→ Problem:
Turn each line of the data below into one string of a JSON list, and leave out any blank lines.

→ Supplied data:
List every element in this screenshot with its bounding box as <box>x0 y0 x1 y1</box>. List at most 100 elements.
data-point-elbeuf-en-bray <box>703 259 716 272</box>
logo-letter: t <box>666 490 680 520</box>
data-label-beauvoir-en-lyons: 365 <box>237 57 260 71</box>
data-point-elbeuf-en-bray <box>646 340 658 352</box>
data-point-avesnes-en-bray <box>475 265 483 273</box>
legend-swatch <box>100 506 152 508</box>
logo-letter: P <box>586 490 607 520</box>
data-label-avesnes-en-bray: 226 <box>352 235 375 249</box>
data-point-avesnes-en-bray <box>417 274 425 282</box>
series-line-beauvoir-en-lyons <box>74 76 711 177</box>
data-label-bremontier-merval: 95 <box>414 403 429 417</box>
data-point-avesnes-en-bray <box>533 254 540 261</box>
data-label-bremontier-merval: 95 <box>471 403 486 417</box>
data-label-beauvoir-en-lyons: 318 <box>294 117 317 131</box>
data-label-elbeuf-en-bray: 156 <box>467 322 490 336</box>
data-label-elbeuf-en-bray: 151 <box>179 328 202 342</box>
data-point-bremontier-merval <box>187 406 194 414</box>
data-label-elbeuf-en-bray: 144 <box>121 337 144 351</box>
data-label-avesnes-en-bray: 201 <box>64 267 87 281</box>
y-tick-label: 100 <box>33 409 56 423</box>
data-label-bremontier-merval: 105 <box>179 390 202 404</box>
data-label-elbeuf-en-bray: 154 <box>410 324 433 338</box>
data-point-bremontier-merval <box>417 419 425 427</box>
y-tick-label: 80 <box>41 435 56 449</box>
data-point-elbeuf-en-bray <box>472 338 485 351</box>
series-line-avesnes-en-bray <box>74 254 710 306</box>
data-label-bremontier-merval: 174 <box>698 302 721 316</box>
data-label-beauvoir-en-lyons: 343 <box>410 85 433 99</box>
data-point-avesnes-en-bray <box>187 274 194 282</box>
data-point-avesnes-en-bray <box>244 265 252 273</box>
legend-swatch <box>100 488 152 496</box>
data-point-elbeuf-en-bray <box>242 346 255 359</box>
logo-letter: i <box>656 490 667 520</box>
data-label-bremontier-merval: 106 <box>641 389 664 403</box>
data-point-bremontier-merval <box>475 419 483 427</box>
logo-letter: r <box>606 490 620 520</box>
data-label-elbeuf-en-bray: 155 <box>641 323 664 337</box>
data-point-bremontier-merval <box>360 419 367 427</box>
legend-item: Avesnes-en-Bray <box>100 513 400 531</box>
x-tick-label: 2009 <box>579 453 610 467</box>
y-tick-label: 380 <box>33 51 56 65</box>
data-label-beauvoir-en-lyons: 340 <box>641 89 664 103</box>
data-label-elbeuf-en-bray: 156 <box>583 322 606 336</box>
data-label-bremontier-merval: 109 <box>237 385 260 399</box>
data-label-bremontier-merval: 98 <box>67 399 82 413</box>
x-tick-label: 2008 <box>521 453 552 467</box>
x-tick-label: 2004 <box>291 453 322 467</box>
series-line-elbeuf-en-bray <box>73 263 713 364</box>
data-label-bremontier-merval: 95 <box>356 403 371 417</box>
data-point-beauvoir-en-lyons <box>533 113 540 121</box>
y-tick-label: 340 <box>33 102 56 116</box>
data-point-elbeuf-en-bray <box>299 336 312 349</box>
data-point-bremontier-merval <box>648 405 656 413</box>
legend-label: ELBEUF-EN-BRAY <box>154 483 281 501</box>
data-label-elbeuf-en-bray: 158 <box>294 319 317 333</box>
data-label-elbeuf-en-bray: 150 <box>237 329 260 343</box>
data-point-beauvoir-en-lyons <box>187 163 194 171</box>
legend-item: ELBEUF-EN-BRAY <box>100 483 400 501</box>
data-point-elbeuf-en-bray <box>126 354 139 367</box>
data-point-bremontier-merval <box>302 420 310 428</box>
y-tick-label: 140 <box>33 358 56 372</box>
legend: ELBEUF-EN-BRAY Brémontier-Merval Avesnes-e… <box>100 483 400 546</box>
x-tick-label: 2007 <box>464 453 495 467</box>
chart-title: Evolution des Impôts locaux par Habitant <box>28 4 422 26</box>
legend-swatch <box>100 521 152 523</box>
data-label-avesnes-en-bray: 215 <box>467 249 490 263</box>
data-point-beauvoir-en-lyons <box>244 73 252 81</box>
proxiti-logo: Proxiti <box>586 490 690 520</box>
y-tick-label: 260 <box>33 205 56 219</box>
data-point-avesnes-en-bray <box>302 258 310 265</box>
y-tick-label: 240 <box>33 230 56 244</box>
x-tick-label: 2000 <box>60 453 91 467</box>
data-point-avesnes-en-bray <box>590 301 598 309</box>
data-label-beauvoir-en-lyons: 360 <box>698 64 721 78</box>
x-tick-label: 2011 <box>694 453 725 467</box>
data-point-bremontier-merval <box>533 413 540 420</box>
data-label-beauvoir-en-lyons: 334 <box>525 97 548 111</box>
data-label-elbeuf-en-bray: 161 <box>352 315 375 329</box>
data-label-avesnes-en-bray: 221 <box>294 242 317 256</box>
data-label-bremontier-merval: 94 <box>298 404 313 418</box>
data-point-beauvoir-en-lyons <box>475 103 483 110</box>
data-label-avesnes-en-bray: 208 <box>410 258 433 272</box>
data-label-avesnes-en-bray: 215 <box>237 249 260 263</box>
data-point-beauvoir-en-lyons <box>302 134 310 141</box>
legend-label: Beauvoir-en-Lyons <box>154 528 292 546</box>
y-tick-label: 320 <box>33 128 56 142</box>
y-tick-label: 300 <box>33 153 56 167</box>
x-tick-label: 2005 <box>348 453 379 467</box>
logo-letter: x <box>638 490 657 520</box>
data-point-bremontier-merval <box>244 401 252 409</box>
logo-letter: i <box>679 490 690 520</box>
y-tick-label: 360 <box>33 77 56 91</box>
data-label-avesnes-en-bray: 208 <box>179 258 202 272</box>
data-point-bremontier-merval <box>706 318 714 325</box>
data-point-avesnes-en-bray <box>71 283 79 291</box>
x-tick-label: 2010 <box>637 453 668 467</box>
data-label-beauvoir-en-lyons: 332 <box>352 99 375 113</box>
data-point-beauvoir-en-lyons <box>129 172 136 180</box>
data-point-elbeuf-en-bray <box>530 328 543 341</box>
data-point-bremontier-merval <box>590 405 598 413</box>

→ Exercise result:
[
  "List every element in this screenshot with its bounding box as <box>x0 y0 x1 y1</box>. List at most 100 elements.",
  "data-point-elbeuf-en-bray <box>703 259 716 272</box>",
  "logo-letter: t <box>666 490 680 520</box>",
  "data-label-beauvoir-en-lyons: 365 <box>237 57 260 71</box>",
  "data-point-elbeuf-en-bray <box>646 340 658 352</box>",
  "data-point-avesnes-en-bray <box>475 265 483 273</box>",
  "legend-swatch <box>100 506 152 508</box>",
  "logo-letter: P <box>586 490 607 520</box>",
  "data-label-avesnes-en-bray: 226 <box>352 235 375 249</box>",
  "data-point-avesnes-en-bray <box>417 274 425 282</box>",
  "series-line-beauvoir-en-lyons <box>74 76 711 177</box>",
  "data-label-bremontier-merval: 95 <box>414 403 429 417</box>",
  "data-point-avesnes-en-bray <box>533 254 540 261</box>",
  "data-label-bremontier-merval: 95 <box>471 403 486 417</box>",
  "data-label-beauvoir-en-lyons: 318 <box>294 117 317 131</box>",
  "data-label-elbeuf-en-bray: 156 <box>467 322 490 336</box>",
  "data-label-elbeuf-en-bray: 151 <box>179 328 202 342</box>",
  "data-point-bremontier-merval <box>187 406 194 414</box>",
  "data-label-elbeuf-en-bray: 144 <box>121 337 144 351</box>",
  "data-label-avesnes-en-bray: 201 <box>64 267 87 281</box>",
  "y-tick-label: 100 <box>33 409 56 423</box>",
  "data-label-bremontier-merval: 105 <box>179 390 202 404</box>",
  "data-label-elbeuf-en-bray: 154 <box>410 324 433 338</box>",
  "data-point-bremontier-merval <box>417 419 425 427</box>",
  "y-tick-label: 80 <box>41 435 56 449</box>",
  "data-point-elbeuf-en-bray <box>472 338 485 351</box>",
  "series-line-avesnes-en-bray <box>74 254 710 306</box>",
  "data-label-bremontier-merval: 174 <box>698 302 721 316</box>",
  "data-label-beauvoir-en-lyons: 343 <box>410 85 433 99</box>",
  "data-point-avesnes-en-bray <box>187 274 194 282</box>",
  "data-point-avesnes-en-bray <box>244 265 252 273</box>",
  "legend-swatch <box>100 488 152 496</box>",
  "data-point-elbeuf-en-bray <box>242 346 255 359</box>",
  "logo-letter: i <box>656 490 667 520</box>",
  "data-label-bremontier-merval: 106 <box>641 389 664 403</box>",
  "data-point-bremontier-merval <box>475 419 483 427</box>",
  "logo-letter: r <box>606 490 620 520</box>",
  "data-label-elbeuf-en-bray: 155 <box>641 323 664 337</box>",
  "data-point-bremontier-merval <box>360 419 367 427</box>",
  "legend-item: Avesnes-en-Bray <box>100 513 400 531</box>",
  "x-tick-label: 2009 <box>579 453 610 467</box>",
  "y-tick-label: 380 <box>33 51 56 65</box>",
  "data-label-beauvoir-en-lyons: 340 <box>641 89 664 103</box>",
  "data-label-elbeuf-en-bray: 156 <box>583 322 606 336</box>",
  "data-label-bremontier-merval: 109 <box>237 385 260 399</box>",
  "data-label-bremontier-merval: 98 <box>67 399 82 413</box>",
  "x-tick-label: 2008 <box>521 453 552 467</box>",
  "x-tick-label: 2004 <box>291 453 322 467</box>",
  "series-line-elbeuf-en-bray <box>73 263 713 364</box>",
  "data-label-bremontier-merval: 95 <box>356 403 371 417</box>",
  "data-point-beauvoir-en-lyons <box>533 113 540 121</box>",
  "y-tick-label: 340 <box>33 102 56 116</box>",
  "data-point-elbeuf-en-bray <box>299 336 312 349</box>",
  "data-point-bremontier-merval <box>648 405 656 413</box>",
  "legend-label: ELBEUF-EN-BRAY <box>154 483 281 501</box>",
  "data-label-elbeuf-en-bray: 158 <box>294 319 317 333</box>",
  "data-label-elbeuf-en-bray: 150 <box>237 329 260 343</box>",
  "data-point-beauvoir-en-lyons <box>187 163 194 171</box>",
  "legend-item: ELBEUF-EN-BRAY <box>100 483 400 501</box>",
  "data-point-elbeuf-en-bray <box>126 354 139 367</box>",
  "data-point-bremontier-merval <box>302 420 310 428</box>",
  "y-tick-label: 140 <box>33 358 56 372</box>",
  "legend: ELBEUF-EN-BRAY Brémontier-Merval Avesnes-e… <box>100 483 400 546</box>",
  "x-tick-label: 2007 <box>464 453 495 467</box>",
  "chart-title: Evolution des Impôts locaux par Habitant <box>28 4 422 26</box>",
  "legend-swatch <box>100 521 152 523</box>",
  "data-label-avesnes-en-bray: 215 <box>467 249 490 263</box>",
  "data-point-beauvoir-en-lyons <box>244 73 252 81</box>",
  "proxiti-logo: Proxiti <box>586 490 690 520</box>",
  "y-tick-label: 260 <box>33 205 56 219</box>",
  "data-point-avesnes-en-bray <box>302 258 310 265</box>",
  "y-tick-label: 240 <box>33 230 56 244</box>",
  "x-tick-label: 2000 <box>60 453 91 467</box>",
  "data-point-avesnes-en-bray <box>590 301 598 309</box>",
  "data-label-beauvoir-en-lyons: 360 <box>698 64 721 78</box>",
  "x-tick-label: 2011 <box>694 453 725 467</box>",
  "data-point-bremontier-merval <box>533 413 540 420</box>",
  "data-label-beauvoir-en-lyons: 334 <box>525 97 548 111</box>",
  "data-label-elbeuf-en-bray: 161 <box>352 315 375 329</box>",
  "data-label-avesnes-en-bray: 221 <box>294 242 317 256</box>",
  "data-label-bremontier-merval: 94 <box>298 404 313 418</box>",
  "data-point-beauvoir-en-lyons <box>475 103 483 110</box>",
  "data-label-avesnes-en-bray: 208 <box>410 258 433 272</box>",
  "data-label-avesnes-en-bray: 215 <box>237 249 260 263</box>",
  "data-point-beauvoir-en-lyons <box>302 134 310 141</box>",
  "legend-label: Beauvoir-en-Lyons <box>154 528 292 546</box>",
  "y-tick-label: 320 <box>33 128 56 142</box>",
  "y-tick-label: 300 <box>33 153 56 167</box>",
  "x-tick-label: 2005 <box>348 453 379 467</box>",
  "logo-letter: x <box>638 490 657 520</box>",
  "data-point-bremontier-merval <box>244 401 252 409</box>",
  "logo-letter: i <box>679 490 690 520</box>",
  "y-tick-label: 360 <box>33 77 56 91</box>",
  "data-label-avesnes-en-bray: 208 <box>179 258 202 272</box>",
  "data-point-bremontier-merval <box>706 318 714 325</box>",
  "data-point-avesnes-en-bray <box>71 283 79 291</box>",
  "x-tick-label: 2010 <box>637 453 668 467</box>",
  "data-label-beauvoir-en-lyons: 332 <box>352 99 375 113</box>",
  "data-point-beauvoir-en-lyons <box>129 172 136 180</box>",
  "data-point-elbeuf-en-bray <box>530 328 543 341</box>",
  "data-point-bremontier-merval <box>590 405 598 413</box>"
]